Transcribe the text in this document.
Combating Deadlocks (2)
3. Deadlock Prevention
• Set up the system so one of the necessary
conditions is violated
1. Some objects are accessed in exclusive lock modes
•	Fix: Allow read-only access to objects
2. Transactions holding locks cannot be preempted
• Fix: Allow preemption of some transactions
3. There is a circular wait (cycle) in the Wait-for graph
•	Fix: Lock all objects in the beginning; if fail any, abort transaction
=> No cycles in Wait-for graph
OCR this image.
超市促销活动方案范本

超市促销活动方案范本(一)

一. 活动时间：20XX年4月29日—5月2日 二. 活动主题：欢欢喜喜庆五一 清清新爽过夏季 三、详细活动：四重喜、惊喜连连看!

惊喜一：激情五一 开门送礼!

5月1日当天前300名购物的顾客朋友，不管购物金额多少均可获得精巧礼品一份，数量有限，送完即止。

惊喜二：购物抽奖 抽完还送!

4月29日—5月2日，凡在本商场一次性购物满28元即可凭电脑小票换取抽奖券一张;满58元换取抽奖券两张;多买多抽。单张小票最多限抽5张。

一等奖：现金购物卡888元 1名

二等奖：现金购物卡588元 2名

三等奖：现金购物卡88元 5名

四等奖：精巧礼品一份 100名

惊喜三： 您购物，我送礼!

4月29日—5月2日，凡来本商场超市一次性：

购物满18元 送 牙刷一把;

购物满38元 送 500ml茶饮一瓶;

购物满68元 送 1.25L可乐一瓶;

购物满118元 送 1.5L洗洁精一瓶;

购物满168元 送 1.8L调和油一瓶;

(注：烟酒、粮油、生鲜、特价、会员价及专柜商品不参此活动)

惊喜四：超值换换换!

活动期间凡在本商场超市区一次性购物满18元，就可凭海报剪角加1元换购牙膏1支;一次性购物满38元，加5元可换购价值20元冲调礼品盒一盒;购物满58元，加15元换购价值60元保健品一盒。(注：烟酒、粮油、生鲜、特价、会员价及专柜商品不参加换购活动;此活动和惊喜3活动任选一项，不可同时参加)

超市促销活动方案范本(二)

--- --- ---

◆ What to produce ◆
The answer consists only of the lines from the one containing "OCR this image." to the end of the records, each written out exactly.

◆ Response to this task ◆
OCR this image.
超市促销活动方案范本

超市促销活动方案范本(一)

一. 活动时间：20XX年4月29日—5月2日 二. 活动主题：欢欢喜喜庆五一 清清新爽过夏季 三、详细活动：四重喜、惊喜连连看!

惊喜一：激情五一 开门送礼!

5月1日当天前300名购物的顾客朋友，不管购物金额多少均可获得精巧礼品一份，数量有限，送完即止。

惊喜二：购物抽奖 抽完还送!

4月29日—5月2日，凡在本商场一次性购物满28元即可凭电脑小票换取抽奖券一张;满58元换取抽奖券两张;多买多抽。单张小票最多限抽5张。

一等奖：现金购物卡888元 1名

二等奖：现金购物卡588元 2名

三等奖：现金购物卡88元 5名

四等奖：精巧礼品一份 100名

惊喜三： 您购物，我送礼!

4月29日—5月2日，凡来本商场超市一次性：

购物满18元 送 牙刷一把;

购物满38元 送 500ml茶饮一瓶;

购物满68元 送 1.25L可乐一瓶;

购物满118元 送 1.5L洗洁精一瓶;

购物满168元 送 1.8L调和油一瓶;

(注：烟酒、粮油、生鲜、特价、会员价及专柜商品不参此活动)

惊喜四：超值换换换!

活动期间凡在本商场超市区一次性购物满18元，就可凭海报剪角加1元换购牙膏1支;一次性购物满38元，加5元可换购价值20元冲调礼品盒一盒;购物满58元，加15元换购价值60元保健品一盒。(注：烟酒、粮油、生鲜、特价、会员价及专柜商品不参加换购活动;此活动和惊喜3活动任选一项，不可同时参加)

超市促销活动方案范本(二)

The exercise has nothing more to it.